━━━ Data shown

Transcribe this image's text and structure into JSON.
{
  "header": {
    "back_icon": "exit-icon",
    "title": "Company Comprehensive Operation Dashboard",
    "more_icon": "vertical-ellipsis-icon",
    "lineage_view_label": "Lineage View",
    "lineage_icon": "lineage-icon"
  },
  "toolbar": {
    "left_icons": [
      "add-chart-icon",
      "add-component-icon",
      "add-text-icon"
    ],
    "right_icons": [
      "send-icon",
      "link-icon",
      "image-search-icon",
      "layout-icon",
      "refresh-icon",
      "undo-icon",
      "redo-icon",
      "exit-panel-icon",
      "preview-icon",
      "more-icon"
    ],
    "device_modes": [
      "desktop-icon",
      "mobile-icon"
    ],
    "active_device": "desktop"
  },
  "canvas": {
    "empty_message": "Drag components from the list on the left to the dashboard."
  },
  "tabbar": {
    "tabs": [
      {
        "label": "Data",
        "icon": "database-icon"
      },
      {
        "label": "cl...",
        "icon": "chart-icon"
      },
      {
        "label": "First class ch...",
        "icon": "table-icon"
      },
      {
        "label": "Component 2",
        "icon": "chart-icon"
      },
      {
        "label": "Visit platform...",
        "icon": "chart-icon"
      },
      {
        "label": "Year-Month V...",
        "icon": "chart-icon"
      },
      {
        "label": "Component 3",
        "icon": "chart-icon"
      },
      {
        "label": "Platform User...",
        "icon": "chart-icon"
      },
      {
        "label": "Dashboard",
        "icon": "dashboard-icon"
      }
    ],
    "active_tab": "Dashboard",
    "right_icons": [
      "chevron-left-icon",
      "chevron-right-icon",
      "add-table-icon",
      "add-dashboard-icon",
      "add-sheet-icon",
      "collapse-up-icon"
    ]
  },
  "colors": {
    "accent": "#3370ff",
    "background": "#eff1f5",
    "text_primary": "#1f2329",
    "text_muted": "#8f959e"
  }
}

━━━━━━

Each line above must be reproduced exactly as it stands.

Transcribe this image's text and structure into JSON.
{
  "header": {
    "back_icon": "exit-icon",
    "title": "Company Comprehensive Operation Dashboard",
    "more_icon": "vertical-ellipsis-icon",
    "lineage_view_label": "Lineage View",
    "lineage_icon": "lineage-icon"
  },
  "toolbar": {
    "left_icons": [
      "add-chart-icon",
      "add-component-icon",
      "add-text-icon"
    ],
    "right_icons": [
      "send-icon",
      "link-icon",
      "image-search-icon",
      "layout-icon",
      "refresh-icon",
      "undo-icon",
      "redo-icon",
      "exit-panel-icon",
      "preview-icon",
      "more-icon"
    ],
    "device_modes": [
      "desktop-icon",
      "mobile-icon"
    ],
    "active_device": "desktop"
  },
  "canvas": {
    "empty_message": "Drag components from the list on the left to the dashboard."
  },
  "tabbar": {
    "tabs": [
      {
        "label": "Data",
        "icon": "database-icon"
      },
      {
        "label": "cl...",
        "icon": "chart-icon"
      },
      {
        "label": "First class ch...",
        "icon": "table-icon"
      },
      {
        "label": "Component 2",
        "icon": "chart-icon"
      },
      {
        "label": "Visit platform...",
        "icon": "chart-icon"
      },
      {
        "label": "Year-Month V...",
        "icon": "chart-icon"
      },
      {
        "label": "Component 3",
        "icon": "chart-icon"
      },
      {
        "label": "Platform User...",
        "icon": "chart-icon"
      },
      {
        "label": "Dashboard",
        "icon": "dashboard-icon"
      }
    ],
    "active_tab": "Dashboard",
    "right_icons": [
      "chevron-left-icon",
      "chevron-right-icon",
      "add-table-icon",
      "add-dashboard-icon",
      "add-sheet-icon",
      "collapse-up-icon"
    ]
  },
  "colors": {
    "accent": "#3370ff",
    "background": "#eff1f5",
    "text_primary": "#1f2329",
    "text_muted": "#8f959e"
  }
}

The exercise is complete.